• Problem:
Scan the data below and pick out the lines containing the word "benefits".

• Exercise materials:
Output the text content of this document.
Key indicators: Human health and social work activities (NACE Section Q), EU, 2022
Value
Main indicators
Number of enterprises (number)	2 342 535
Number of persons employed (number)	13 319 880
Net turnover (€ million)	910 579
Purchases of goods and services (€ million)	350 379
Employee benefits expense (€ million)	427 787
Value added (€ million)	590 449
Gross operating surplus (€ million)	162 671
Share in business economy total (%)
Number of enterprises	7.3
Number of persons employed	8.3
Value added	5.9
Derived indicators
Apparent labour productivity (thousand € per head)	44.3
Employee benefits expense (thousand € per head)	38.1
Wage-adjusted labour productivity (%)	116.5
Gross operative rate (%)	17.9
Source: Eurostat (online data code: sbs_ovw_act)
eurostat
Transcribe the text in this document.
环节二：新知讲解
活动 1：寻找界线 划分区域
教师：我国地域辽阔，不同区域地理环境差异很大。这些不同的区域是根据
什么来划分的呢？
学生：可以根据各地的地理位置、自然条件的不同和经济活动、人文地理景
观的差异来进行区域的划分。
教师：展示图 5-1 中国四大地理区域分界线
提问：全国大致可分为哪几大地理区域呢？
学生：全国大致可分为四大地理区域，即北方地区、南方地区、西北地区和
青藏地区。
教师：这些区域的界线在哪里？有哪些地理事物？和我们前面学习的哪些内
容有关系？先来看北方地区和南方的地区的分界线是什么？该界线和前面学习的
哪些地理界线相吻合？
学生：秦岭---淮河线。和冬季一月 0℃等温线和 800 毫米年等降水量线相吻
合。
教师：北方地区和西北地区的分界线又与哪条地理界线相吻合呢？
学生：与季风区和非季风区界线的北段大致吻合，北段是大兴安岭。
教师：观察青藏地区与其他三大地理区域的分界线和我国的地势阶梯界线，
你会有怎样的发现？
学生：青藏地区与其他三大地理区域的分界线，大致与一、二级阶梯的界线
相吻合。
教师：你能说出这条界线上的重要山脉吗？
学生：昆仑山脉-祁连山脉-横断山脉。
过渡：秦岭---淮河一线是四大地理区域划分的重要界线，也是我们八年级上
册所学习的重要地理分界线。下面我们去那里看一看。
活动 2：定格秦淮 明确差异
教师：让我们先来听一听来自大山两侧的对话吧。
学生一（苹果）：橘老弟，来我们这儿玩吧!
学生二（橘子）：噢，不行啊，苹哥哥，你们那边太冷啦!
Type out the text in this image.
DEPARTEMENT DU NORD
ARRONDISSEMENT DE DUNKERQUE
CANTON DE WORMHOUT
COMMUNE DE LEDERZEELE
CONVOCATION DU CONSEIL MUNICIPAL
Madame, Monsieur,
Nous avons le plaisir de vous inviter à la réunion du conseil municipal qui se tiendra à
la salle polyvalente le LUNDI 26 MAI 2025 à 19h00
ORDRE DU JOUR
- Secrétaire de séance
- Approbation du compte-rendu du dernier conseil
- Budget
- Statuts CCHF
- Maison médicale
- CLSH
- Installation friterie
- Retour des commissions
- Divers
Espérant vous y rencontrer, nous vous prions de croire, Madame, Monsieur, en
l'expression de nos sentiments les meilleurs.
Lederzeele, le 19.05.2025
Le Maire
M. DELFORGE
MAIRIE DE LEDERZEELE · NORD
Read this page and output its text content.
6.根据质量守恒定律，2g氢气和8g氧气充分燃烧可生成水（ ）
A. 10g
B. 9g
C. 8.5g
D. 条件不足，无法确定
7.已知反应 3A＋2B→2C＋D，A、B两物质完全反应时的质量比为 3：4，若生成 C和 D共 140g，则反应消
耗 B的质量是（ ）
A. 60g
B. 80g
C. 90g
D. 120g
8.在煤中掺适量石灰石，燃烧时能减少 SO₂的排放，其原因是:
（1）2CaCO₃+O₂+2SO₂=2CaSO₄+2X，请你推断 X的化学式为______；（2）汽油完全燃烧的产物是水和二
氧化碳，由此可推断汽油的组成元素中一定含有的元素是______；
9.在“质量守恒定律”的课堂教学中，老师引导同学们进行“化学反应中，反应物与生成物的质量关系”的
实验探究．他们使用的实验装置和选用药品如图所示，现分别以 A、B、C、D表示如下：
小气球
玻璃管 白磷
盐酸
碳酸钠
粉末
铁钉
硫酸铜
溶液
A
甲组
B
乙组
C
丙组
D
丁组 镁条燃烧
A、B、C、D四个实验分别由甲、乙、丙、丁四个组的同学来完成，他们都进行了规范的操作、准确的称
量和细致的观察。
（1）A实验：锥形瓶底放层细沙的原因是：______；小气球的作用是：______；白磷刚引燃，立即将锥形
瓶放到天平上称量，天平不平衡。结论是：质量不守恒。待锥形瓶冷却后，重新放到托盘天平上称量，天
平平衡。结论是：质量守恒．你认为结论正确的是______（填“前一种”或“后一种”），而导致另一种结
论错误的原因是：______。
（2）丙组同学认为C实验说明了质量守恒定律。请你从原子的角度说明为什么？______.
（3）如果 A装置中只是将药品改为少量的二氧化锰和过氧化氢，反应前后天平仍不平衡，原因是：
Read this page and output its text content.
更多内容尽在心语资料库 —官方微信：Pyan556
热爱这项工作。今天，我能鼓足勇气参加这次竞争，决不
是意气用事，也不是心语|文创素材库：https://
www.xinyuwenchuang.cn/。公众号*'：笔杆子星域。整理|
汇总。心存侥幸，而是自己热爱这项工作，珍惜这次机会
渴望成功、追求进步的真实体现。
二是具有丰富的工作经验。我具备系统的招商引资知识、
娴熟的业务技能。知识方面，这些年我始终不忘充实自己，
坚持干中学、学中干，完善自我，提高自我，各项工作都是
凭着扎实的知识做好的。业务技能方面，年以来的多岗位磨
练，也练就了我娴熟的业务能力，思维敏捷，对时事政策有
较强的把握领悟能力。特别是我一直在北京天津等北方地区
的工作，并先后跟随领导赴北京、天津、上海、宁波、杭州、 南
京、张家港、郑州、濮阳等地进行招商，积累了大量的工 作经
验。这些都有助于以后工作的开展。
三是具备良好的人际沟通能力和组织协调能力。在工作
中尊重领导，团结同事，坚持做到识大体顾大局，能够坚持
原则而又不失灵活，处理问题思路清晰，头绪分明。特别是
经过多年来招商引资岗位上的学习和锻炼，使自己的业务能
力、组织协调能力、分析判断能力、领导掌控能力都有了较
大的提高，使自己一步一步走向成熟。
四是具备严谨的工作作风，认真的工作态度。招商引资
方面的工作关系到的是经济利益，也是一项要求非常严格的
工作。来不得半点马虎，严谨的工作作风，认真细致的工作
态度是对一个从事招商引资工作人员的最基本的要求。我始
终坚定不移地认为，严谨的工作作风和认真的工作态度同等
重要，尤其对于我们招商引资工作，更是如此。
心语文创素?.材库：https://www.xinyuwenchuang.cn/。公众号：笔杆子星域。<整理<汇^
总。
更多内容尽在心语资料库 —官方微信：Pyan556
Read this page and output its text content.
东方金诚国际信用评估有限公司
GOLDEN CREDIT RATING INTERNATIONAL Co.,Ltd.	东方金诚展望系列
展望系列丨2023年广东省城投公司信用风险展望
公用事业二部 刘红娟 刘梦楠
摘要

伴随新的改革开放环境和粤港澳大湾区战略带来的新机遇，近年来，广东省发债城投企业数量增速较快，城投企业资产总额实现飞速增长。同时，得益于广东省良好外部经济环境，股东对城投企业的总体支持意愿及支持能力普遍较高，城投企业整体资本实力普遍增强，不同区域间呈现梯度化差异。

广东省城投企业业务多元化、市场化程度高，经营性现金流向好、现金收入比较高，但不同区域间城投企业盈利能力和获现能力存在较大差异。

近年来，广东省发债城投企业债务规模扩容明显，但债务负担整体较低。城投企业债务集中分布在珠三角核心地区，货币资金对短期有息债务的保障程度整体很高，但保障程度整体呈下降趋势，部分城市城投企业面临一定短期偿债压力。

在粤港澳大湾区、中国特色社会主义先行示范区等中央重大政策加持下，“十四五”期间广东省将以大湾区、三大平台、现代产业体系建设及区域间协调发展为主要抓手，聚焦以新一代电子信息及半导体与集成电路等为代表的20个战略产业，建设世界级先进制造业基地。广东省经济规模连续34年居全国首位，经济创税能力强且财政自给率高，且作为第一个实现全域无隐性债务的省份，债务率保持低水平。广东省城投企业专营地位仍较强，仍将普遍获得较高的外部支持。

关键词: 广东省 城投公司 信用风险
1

• Solution below:
Employee benefits expense (€ million)	427 787
Employee benefits expense (thousand € per head)	38.1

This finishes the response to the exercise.